-- begin --

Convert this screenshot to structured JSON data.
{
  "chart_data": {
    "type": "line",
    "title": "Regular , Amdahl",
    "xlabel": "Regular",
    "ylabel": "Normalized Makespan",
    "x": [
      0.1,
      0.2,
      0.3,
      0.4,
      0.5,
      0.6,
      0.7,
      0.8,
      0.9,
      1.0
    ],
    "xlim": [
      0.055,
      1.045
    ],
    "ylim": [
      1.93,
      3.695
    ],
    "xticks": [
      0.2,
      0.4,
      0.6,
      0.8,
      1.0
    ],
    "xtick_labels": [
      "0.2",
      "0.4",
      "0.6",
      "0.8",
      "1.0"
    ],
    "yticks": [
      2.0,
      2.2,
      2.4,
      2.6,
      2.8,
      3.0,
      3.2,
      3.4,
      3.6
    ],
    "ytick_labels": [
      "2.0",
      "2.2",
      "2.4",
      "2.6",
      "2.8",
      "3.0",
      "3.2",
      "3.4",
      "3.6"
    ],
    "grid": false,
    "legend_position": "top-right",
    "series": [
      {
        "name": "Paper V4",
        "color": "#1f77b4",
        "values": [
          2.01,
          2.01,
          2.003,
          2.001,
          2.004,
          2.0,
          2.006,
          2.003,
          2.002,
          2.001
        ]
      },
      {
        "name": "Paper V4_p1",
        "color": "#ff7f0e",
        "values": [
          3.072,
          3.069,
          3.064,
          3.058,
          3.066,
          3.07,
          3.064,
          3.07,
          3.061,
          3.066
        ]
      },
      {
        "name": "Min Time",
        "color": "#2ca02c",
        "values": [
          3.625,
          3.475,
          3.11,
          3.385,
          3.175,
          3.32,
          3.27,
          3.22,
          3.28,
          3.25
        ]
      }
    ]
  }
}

-- end --

What is required: What is the number of lines above that hold the string "Regular"? Answer with that number alone.

The answer: 2